Task to carry out: From the listing below, select every line where the word "watermark" appears.

◇ ◇ ◇

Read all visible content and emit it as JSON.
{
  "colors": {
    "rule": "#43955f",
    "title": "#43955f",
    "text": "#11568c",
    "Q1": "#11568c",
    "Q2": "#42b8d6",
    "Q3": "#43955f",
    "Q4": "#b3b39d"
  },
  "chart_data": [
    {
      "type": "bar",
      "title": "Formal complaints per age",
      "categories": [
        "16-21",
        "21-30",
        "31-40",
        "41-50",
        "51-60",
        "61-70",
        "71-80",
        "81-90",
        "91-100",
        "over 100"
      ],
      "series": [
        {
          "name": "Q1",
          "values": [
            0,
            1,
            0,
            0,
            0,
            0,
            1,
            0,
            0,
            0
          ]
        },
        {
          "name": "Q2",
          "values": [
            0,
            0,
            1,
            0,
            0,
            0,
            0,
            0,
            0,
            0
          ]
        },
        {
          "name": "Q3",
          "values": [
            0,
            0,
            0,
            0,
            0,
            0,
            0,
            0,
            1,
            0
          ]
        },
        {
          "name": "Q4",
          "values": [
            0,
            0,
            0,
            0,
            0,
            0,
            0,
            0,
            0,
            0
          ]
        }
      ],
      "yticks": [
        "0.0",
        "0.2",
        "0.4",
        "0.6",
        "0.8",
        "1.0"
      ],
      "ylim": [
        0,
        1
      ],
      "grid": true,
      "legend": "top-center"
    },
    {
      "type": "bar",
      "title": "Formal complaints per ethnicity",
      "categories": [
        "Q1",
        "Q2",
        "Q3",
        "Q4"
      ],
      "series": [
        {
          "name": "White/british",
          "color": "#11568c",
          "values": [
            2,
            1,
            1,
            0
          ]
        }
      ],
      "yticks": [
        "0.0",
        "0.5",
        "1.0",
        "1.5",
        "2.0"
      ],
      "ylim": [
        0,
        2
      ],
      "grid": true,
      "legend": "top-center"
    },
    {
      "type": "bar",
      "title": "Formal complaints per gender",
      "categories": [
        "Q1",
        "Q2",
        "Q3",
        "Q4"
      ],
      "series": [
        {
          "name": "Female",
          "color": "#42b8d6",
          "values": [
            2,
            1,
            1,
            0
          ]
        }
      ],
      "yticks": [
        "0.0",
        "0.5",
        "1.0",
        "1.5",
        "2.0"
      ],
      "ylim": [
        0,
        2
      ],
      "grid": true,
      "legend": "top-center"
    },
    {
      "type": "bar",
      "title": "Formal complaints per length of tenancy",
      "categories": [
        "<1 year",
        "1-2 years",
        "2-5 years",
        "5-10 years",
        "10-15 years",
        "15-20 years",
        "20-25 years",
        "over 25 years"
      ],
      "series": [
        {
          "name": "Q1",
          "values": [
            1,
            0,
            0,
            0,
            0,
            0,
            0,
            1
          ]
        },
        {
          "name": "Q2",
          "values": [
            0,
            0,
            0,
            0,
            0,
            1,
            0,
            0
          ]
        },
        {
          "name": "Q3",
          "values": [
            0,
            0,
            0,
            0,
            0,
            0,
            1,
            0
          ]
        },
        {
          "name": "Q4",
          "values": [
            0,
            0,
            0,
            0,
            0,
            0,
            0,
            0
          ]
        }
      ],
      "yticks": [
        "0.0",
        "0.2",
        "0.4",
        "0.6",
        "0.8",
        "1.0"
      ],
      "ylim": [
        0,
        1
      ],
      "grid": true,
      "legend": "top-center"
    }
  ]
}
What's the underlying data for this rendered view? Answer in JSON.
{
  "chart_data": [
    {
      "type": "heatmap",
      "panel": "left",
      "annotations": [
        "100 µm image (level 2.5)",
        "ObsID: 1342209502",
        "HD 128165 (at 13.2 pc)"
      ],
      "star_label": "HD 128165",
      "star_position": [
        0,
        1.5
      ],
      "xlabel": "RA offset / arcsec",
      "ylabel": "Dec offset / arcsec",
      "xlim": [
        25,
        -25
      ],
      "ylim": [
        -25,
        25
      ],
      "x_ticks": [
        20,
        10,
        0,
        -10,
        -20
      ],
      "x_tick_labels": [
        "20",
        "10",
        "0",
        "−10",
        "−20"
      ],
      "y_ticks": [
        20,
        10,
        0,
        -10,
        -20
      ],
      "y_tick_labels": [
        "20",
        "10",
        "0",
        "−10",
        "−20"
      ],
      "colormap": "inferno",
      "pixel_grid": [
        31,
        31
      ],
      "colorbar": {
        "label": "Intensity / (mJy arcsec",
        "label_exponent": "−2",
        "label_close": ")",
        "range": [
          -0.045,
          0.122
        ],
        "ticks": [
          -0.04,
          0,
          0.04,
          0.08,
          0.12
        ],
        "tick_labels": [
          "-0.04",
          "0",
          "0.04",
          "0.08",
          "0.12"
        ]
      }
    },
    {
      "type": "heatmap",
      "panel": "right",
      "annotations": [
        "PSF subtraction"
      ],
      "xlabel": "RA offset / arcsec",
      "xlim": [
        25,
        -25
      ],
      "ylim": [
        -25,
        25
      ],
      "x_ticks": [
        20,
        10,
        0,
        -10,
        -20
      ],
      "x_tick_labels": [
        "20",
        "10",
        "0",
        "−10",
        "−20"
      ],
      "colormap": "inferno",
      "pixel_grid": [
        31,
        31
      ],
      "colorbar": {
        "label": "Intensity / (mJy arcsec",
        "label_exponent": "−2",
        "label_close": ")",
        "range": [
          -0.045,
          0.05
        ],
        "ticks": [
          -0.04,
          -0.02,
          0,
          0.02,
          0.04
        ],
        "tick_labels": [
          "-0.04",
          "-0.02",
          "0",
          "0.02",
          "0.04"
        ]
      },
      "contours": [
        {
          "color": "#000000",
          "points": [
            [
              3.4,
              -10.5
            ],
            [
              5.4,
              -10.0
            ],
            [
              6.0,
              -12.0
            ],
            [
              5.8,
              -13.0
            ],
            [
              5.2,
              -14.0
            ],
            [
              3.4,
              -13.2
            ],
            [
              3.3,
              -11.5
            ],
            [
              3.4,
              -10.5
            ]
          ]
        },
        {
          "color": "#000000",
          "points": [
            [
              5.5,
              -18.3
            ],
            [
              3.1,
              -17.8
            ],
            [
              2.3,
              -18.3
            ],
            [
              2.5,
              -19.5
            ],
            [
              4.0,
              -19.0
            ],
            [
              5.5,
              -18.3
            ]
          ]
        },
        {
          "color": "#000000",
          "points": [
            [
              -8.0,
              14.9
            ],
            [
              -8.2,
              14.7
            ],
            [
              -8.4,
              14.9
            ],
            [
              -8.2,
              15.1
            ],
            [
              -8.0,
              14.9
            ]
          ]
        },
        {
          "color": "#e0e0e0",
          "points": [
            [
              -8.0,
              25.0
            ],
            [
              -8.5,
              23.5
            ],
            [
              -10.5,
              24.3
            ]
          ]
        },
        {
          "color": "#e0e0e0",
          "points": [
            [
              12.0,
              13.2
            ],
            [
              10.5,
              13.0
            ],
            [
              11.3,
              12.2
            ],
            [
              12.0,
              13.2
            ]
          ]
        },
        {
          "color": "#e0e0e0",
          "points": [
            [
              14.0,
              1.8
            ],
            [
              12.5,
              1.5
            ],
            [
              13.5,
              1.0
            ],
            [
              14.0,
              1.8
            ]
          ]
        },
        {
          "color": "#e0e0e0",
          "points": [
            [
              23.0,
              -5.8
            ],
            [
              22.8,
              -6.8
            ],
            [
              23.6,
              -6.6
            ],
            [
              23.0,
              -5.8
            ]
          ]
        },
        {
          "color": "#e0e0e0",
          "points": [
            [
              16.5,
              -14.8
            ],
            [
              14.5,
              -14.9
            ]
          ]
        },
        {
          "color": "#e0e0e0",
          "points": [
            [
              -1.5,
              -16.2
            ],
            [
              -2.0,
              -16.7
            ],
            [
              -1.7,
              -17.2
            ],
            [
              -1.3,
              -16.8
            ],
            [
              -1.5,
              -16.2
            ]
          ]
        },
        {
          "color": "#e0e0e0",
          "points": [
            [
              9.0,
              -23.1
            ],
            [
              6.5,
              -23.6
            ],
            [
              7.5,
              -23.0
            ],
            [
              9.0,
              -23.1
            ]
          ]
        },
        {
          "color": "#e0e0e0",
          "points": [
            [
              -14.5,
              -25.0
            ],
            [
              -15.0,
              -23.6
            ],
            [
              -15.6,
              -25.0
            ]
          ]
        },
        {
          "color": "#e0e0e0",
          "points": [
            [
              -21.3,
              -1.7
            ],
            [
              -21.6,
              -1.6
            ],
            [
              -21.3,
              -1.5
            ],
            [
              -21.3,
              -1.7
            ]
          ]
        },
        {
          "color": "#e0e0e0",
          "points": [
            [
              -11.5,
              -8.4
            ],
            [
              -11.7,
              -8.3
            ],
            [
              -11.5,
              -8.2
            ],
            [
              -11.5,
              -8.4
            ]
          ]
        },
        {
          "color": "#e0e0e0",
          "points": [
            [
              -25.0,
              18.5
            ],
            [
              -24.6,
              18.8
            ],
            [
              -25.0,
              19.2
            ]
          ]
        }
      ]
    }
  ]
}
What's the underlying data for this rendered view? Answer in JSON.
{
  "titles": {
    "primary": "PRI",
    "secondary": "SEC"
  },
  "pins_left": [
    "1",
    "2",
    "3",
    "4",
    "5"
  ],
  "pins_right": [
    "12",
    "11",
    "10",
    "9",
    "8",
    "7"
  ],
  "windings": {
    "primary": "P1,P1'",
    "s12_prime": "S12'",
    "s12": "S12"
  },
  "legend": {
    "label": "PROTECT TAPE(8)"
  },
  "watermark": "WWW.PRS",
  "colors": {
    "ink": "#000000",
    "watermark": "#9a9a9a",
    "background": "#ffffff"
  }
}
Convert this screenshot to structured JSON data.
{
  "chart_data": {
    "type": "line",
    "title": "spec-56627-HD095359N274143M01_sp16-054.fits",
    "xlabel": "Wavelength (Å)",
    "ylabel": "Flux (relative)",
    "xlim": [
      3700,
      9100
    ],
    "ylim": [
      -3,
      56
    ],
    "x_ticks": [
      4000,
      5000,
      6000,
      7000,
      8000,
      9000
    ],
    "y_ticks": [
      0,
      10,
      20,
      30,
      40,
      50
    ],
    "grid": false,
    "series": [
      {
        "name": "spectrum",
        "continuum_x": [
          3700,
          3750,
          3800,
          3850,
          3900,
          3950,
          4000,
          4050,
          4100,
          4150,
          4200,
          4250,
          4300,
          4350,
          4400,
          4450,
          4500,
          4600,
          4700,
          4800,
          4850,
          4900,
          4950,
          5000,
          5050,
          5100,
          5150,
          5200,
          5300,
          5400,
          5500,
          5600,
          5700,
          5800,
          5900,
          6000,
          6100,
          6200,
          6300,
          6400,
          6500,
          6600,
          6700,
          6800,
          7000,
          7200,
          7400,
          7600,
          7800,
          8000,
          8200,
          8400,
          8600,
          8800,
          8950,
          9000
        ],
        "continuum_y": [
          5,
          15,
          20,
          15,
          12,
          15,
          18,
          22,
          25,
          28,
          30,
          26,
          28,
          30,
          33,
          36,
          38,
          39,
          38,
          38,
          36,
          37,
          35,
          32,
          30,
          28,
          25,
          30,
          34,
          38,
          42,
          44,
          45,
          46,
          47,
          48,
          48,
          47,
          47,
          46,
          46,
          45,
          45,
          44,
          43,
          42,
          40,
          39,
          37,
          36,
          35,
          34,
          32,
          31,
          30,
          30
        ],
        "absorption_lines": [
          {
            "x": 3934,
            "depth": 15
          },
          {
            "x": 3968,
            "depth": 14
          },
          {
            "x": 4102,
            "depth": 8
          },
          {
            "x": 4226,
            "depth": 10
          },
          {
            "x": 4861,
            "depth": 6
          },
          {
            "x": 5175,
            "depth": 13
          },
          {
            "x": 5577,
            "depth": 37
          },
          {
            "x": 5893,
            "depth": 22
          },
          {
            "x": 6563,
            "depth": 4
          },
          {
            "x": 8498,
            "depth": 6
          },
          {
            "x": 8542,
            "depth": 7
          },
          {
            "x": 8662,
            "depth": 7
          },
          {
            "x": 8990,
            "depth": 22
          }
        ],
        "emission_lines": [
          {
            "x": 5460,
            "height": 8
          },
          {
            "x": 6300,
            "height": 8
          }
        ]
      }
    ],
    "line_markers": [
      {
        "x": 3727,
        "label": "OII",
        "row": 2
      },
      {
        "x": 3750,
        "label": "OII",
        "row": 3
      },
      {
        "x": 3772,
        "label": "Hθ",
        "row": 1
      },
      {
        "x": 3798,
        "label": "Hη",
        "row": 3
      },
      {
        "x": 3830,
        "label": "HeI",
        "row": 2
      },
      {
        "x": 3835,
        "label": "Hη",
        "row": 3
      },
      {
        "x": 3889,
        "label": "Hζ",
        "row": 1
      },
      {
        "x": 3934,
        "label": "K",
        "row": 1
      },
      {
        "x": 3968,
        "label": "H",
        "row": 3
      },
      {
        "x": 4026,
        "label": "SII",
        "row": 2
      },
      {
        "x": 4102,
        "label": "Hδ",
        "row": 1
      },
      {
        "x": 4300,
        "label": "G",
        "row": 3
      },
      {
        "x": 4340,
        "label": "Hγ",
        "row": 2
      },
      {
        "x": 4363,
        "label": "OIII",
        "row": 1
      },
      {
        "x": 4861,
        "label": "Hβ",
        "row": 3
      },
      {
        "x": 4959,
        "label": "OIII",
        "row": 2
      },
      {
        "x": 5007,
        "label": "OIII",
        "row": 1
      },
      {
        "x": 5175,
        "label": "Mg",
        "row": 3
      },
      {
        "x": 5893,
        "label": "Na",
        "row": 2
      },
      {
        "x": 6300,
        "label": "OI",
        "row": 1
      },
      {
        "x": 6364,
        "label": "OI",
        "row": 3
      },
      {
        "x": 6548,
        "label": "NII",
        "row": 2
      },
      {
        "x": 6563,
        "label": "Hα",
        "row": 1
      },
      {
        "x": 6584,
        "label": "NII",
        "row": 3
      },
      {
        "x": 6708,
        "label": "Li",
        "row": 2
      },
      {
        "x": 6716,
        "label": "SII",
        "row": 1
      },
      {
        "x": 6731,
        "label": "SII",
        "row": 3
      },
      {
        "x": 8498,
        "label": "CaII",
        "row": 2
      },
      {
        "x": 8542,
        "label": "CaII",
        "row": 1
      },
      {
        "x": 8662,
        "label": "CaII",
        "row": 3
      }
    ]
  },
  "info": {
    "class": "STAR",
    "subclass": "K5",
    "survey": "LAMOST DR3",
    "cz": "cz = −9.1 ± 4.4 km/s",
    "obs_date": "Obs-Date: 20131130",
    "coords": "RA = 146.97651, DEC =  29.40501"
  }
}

◇ ◇ ◇

Answer to this task:
  "watermark": "WWW.PRS",
    "watermark": "#9a9a9a",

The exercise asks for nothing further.